• Extrait:
Or, ceci vaut aussi bien pour le langage. Cette intuition, que l'on retrouve dans le tantrisme et, éminemment, dans le shivaïsme du Cachemire, a son origine dans une tradition peu connue et hautement originale, celle de la "théorie de l'absolu comme langage" (shabda-brahmâ-vâda), développée par un génie du VIe siècle (?), Bhartrihari. 

Il dit :

na so 'sti pratyayo loke yaḥ śabdānugamād ṛte /

anuviddham iva jñānaṃ sarvaṃ śabdena bhāsate // 1.131 //

"Dans le monde, il n'existe pas d'expérience/ d'intuition/ de réalisation (pratyaya) qui ne se conforme au langage.
Toute expérience/ cognition (jnâna) apparaît comme tissée de langage."

• Données extraites:

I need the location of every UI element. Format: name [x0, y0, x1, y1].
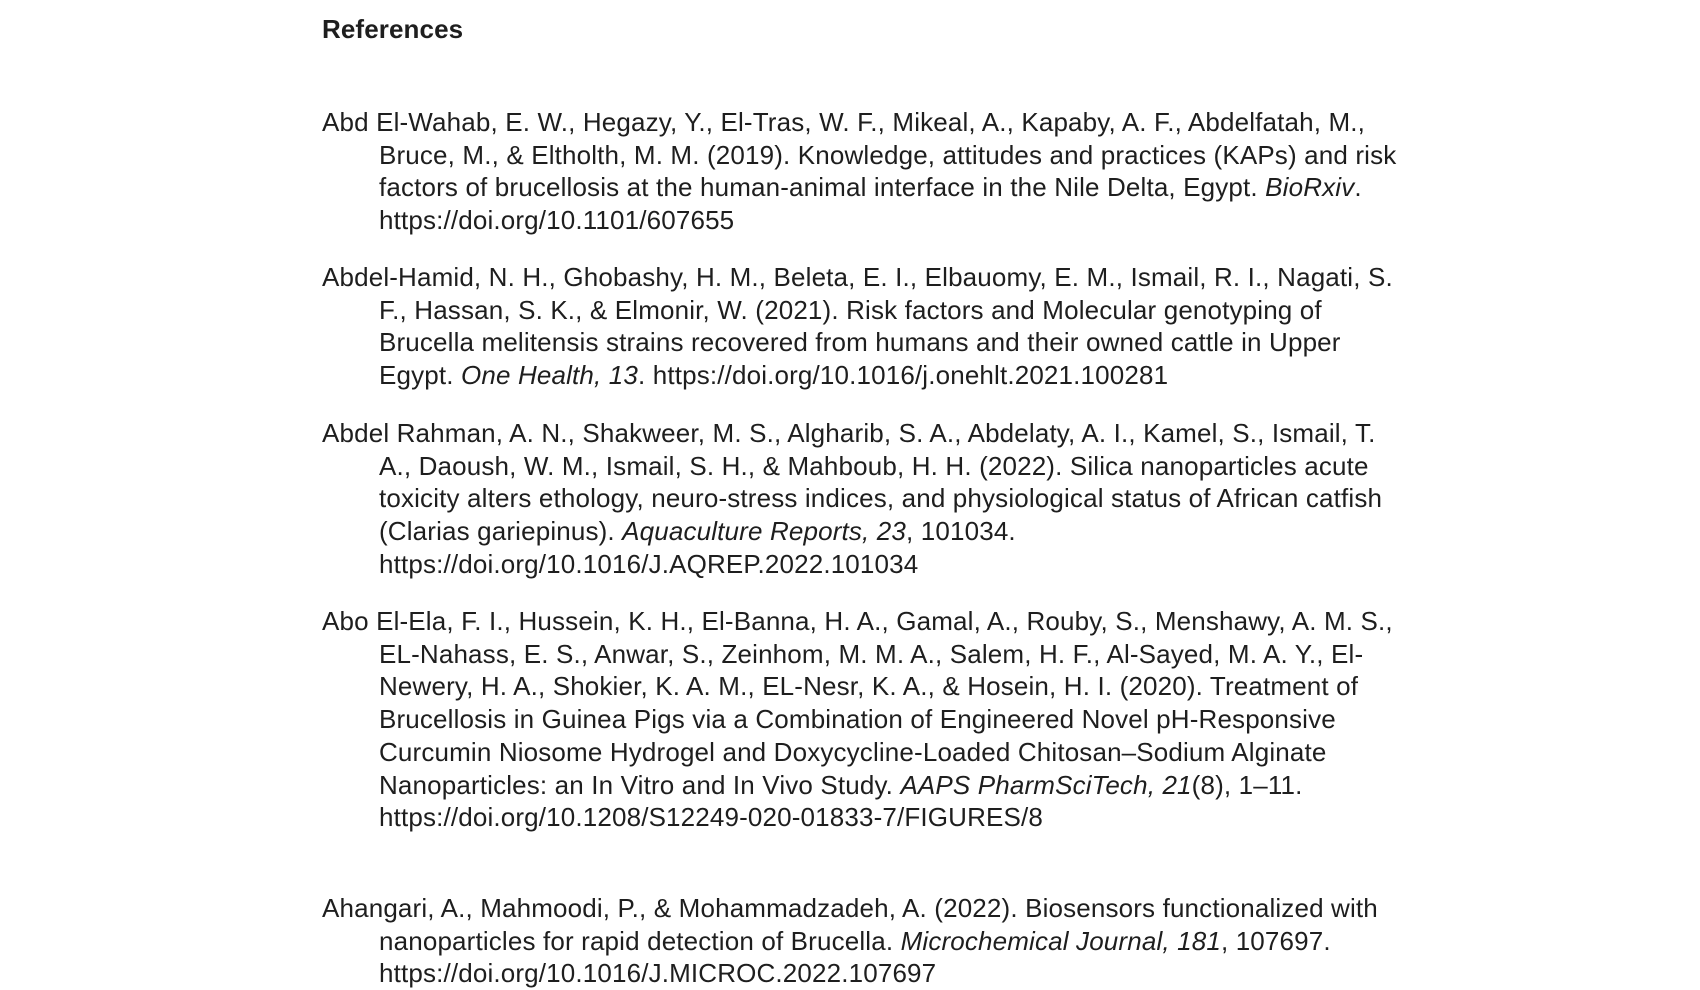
reference-entry	[322, 106, 1412, 237]
reference-volume: , 181	[1162, 925, 1221, 956]
reference-doi: . https://doi.org/10.1016/j.onehlt.2021.100281	[637, 360, 1169, 391]
reference-journal: AAPS PharmSciTech	[900, 769, 1148, 800]
reference-journal: Aquaculture Reports	[622, 516, 863, 547]
reference-journal: Microchemical Journal	[900, 925, 1163, 956]
reference-doi: , 107697. https://doi.org/10.1016/J.MICROC.2022.107697	[379, 925, 1331, 989]
reference-volume: , 13	[594, 360, 638, 391]
reference-text: Abdel Rahman, A. N., Shakweer, M. S., Algharib, S. A., Abdelaty, A. I., Kamel, S., Ismail, T. A., Daoush, W. M., Ismail, S. H., & Mahboub, H. H. (2022). Silica nanoparticles acute toxicity alters ethology, neuro-stress indices, and physiological status of African catfish (Clarias gariepinus).	[322, 418, 1383, 547]
reference-journal: One Health	[460, 360, 595, 391]
references-heading: References	[322, 14, 464, 44]
reference-entry	[322, 605, 1412, 834]
reference-text: Abd El-Wahab, E. W., Hegazy, Y., El-Tras, W. F., Mikeal, A., Kapaby, A. F., Abdelfatah, M., Bruce, M., & Eltholth, M. M. (2019). Knowledge, attitudes and practices (KAPs) and risk factors of brucellosis at the human-animal interface in the Nile Delta, Egypt.	[322, 107, 1397, 203]
reference-entry	[322, 892, 1412, 990]
reference-doi: , 101034. https://doi.org/10.1016/J.AQREP.2022.101034	[379, 516, 1016, 579]
reference-doi: . https://doi.org/10.1101/607655	[379, 172, 1362, 236]
reference-volume: , 21	[1147, 769, 1192, 800]
reference-volume: , 23	[862, 516, 907, 547]
reference-doi: (8), 1–11. https://doi.org/10.1208/S12249-020-01833-7/FIGURES/8	[379, 769, 1303, 833]
reference-text: Ahangari, A., Mahmoodi, P., & Mohammadzadeh, A. (2022). Biosensors functionalized with nanoparticles for rapid detection of Brucella.	[322, 893, 1378, 956]
reference-text: Abo El-Ela, F. I., Hussein, K. H., El-Banna, H. A., Gamal, A., Rouby, S., Menshawy, A. M. S., EL-Nahass, E. S., Anwar, S., Zeinhom, M. M. A., Salem, H. F., Al-Sayed, M. A. Y., El-Newery, H. A., Shokier, K. A. M., EL-Nesr, K. A., & Hosein, H. I. (2020). Treatment of Brucellosis in Guinea Pigs via a Combination of Engineered Novel pH-Responsive Curcumin Niosome Hydrogel and Doxycycline-Loaded Chitosan–Sodium Alginate Nanoparticles: an In Vitro and In Vivo Study.	[322, 606, 1393, 800]
reference-journal: BioRxiv	[1265, 172, 1355, 203]
reference-entry	[322, 417, 1412, 581]
reference-entry	[322, 261, 1412, 392]
reference-text: Abdel-Hamid, N. H., Ghobashy, H. M., Beleta, E. I., Elbauomy, E. M., Ismail, R. I., Nagati, S. F., Hassan, S. K., & Elmonir, W. (2021). Risk factors and Molecular genotyping of Brucella melitensis strains recovered from humans and their owned cattle in Upper Egypt.	[322, 262, 1393, 391]
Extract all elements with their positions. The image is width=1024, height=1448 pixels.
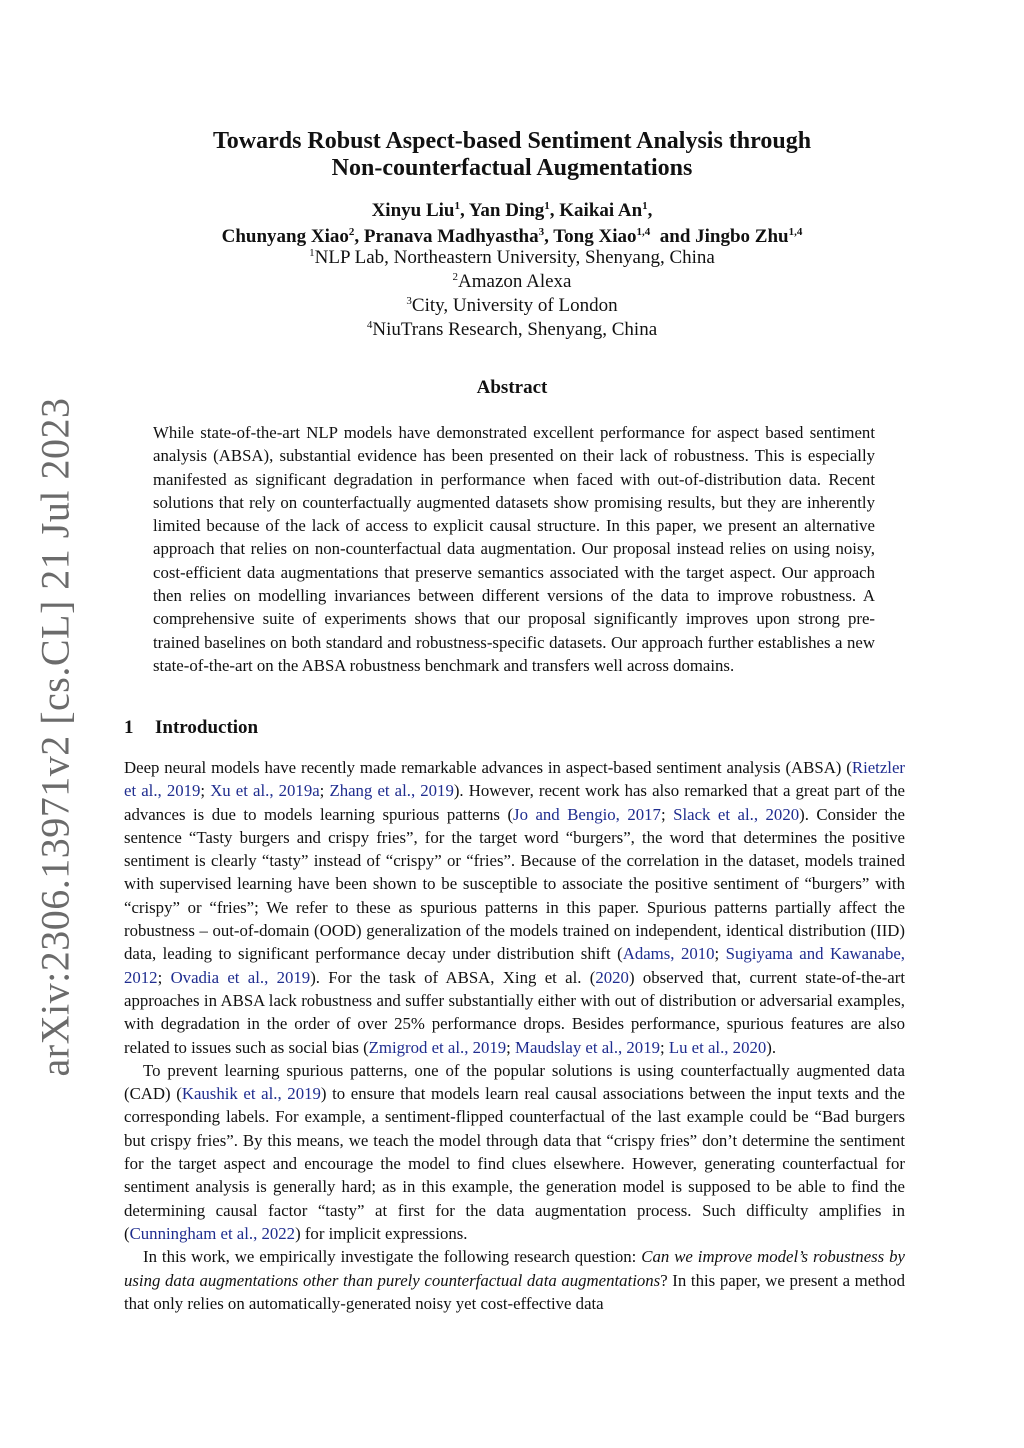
citation-link[interactable]: Xu et al., 2019a [210,781,320,801]
text-run: ) to ensure that models learn real causal associations between the input texts and the corresponding labels. For example, a sentiment-flipped counterfactual of the last example could be “Bad burgers but crispy fries”. By this means, we teach the model through data that “crispy fries” don’t determine the sentiment for the target aspect and encourage the model to find clues elsewhere. However, generating counterfactual for sentiment analysis is generally hard; as in this example, the generation model is supposed to be able to find the determining causal factor “tasty” at first for the data augmentation process. Such difficulty amplifies in ( [124,1084,905,1243]
affiliation [0,246,1024,270]
affiliation-mark: 2 [452,271,459,283]
author-name: Tong Xiao [553,226,637,247]
affiliation [0,270,1024,294]
author-affil-mark: 1,4 [788,226,803,238]
text-run: ; [506,1037,516,1057]
author-affil-mark: 2 [348,226,355,238]
text-run: ; [319,781,330,801]
arxiv-identifier: arXiv:2306.13971v2 [cs.CL] 21 Jul 2023 [32,397,78,1077]
affiliation-mark: 3 [406,295,412,307]
author-name: Jingbo Zhu [695,226,789,247]
citation-link[interactable]: Slack et al., 2020 [673,804,800,824]
text-run: ; [157,967,171,987]
affiliation-mark: 4 [366,319,373,331]
citation-link[interactable]: Zmigrod et al., 2019 [368,1037,507,1057]
text-run: ; [659,1037,669,1057]
citation-link[interactable]: Rietzler et al., 2019 [124,758,905,801]
citation-link[interactable]: Adams, 2010 [622,944,715,964]
title-line-2: Non-counterfactual Augmentations [331,155,693,181]
section-number: 1 [124,717,134,738]
abstract-text: While state-of-the-art NLP models have demonstrated excellent performance for aspect based sentiment analysis (ABSA), substantial evidence has been presented on their lack of robustness. This is especially manifested as significant degradation in performance when faced with out-of-distribution data. Recent solutions that rely on counterfactually augmented datasets show promising results, but they are inherently limited because of the lack of access to explicit causal structure. In this paper, we present an alternative approach that relies on non-counterfactual data augmentation. Our proposal instead relies on using noisy, cost-efficient data augmentations that preserve semantics associated with the target aspect. Our approach then relies on modelling invariances between different versions of the data to improve robustness. A comprehensive suite of experiments shows that our proposal significantly improves upon strong pre-trained baselines on both standard and robustness-specific datasets. Our approach further establishes a new state-of-the-art on the ABSA robustness benchmark and transfers well across domains. [153,423,875,675]
citation-link[interactable]: Jo and Bengio, 2017 [513,804,661,824]
text-run: ). For the task of ABSA, Xing et al. ( [310,967,596,987]
text-run: ; [714,944,726,964]
citation-link[interactable]: 2020 [595,967,629,987]
author-separator: , [354,226,364,247]
text-run: To prevent learning spurious patterns, one of the popular solutions is using counterfactually augmented data (CAD) ( [124,1060,905,1104]
author-name: Pranava Madhyastha [363,226,539,247]
author-separator: , [544,226,554,247]
abstract-heading: Abstract [476,377,548,398]
text-run: ). However, recent work has also remarked that a great part of the advances is due to models learning spurious patterns ( [124,781,905,824]
section-title: Introduction [155,717,259,738]
author-affil-mark: 1 [642,200,648,212]
citation-link[interactable]: Sugiyama and Kawanabe, 2012 [124,944,905,987]
author-line-1 [0,198,1024,224]
paragraph-2 [124,1059,905,1245]
paper-title [0,128,1024,182]
author-name: Xinyu Liu [371,200,455,221]
author-separator: and [650,226,696,247]
paragraph-1 [124,756,905,1059]
text-run: ). Consider the sentence “Tasty burgers and crispy fries”, for the target word “burgers”, the word that determines the positive sentiment is clearly “tasty” instead of “crispy” or “fries”. Because of the correlation in the dataset, models trained with supervised learning have been shown to be susceptible to associate the positive sentiment of “burgers” with “crispy” or “fries”; We refer to these as spurious patterns in this paper. Spurious patterns partially affect the robustness – out-of-domain (OOD) generalization of the models trained on independent, identical distribution (IID) data, leading to significant performance decay under distribution shift ( [124,804,905,964]
affiliation [0,318,1024,342]
citation-link[interactable]: Zhang et al., 2019 [329,781,454,801]
author-name: Kaikai An [559,200,643,221]
author-affil-mark: 1 [454,200,460,212]
research-question-text: Can we improve model’s robustness by using data augmentations other than purely counterfactual data augmentations [124,1247,905,1290]
affiliation [0,294,1024,318]
author-separator: , [549,200,560,221]
text-run: In this work, we empirically investigate the following research question: [143,1247,642,1267]
citation-link[interactable]: Cunningham et al., 2022 [129,1223,296,1243]
affiliation-text: City, University of London [411,295,618,316]
text-run: ; [660,804,674,824]
text-run: ). [766,1037,777,1057]
text-run: ? In this paper, we present a method that only relies on automatically-generated noisy yet cost-effective data [124,1270,906,1313]
citation-link[interactable]: Ovadia et al., 2019 [170,967,311,987]
author-affil-mark: 1,4 [636,226,651,238]
text-run: ) observed that, current state-of-the-art approaches in ABSA lack robustness and suffer substantially either with out of distribution or adversarial examples, with degradation in the order of over 25% performance drops. Besides performance, spurious features are also related to issues such as social bias ( [124,967,905,1057]
author-separator: , [459,200,469,221]
author-affil-mark: 1 [544,200,550,212]
affiliation-text: NLP Lab, Northeastern University, Shenyang, China [314,247,715,268]
author-separator: , [647,200,653,221]
author-affil-mark: 3 [538,226,545,238]
author-name: Yan Ding [468,200,545,221]
affiliation-list [0,246,1024,342]
paragraph-3 [124,1245,905,1315]
citation-link[interactable]: Kaushik et al., 2019 [181,1084,321,1104]
section-heading [124,717,258,739]
author-name: Chunyang Xiao [221,226,349,247]
text-run: Deep neural models have recently made remarkable advances in aspect-based sentiment analysis (ABSA) ( [124,758,852,777]
text-run: ) for implicit expressions. [295,1223,468,1243]
body-text [124,756,905,1315]
affiliation-text: NiuTrans Research, Shenyang, China [372,319,658,340]
citation-link[interactable]: Maudslay et al., 2019 [515,1037,660,1057]
affiliation-mark: 1 [309,247,315,259]
title-line-1: Towards Robust Aspect-based Sentiment Analysis through [212,128,812,154]
text-run: ; [200,781,211,801]
citation-link[interactable]: Lu et al., 2020 [668,1037,767,1057]
author-list [0,198,1024,250]
affiliation-text: Amazon Alexa [458,271,572,292]
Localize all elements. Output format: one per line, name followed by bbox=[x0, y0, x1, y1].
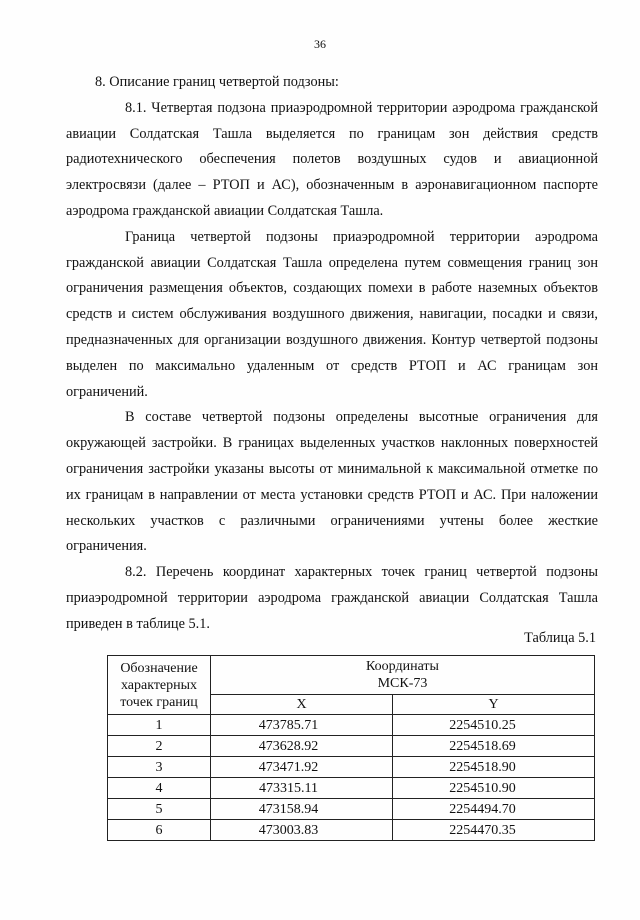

• Consigne: Extrayez en entier l'extrait consacré à Bhartrihari, sans rien y modifier.

• Corrigé:
Or, ceci vaut aussi bien pour le langage. Cette intuition, que l'on retrouve dans le tantrisme et, éminemment, dans le shivaïsme du Cachemire, a son origine dans une tradition peu connue et hautement originale, celle de la "théorie de l'absolu comme langage" (shabda-brahmâ-vâda), développée par un génie du VIe siècle (?), Bhartrihari. 

Il dit :

na so 'sti pratyayo loke yaḥ śabdānugamād ṛte /

anuviddham iva jñānaṃ sarvaṃ śabdena bhāsate // 1.131 //

"Dans le monde, il n'existe pas d'expérience/ d'intuition/ de réalisation (pratyaya) qui ne se conforme au langage.
Toute expérience/ cognition (jnâna) apparaît comme tissée de langage."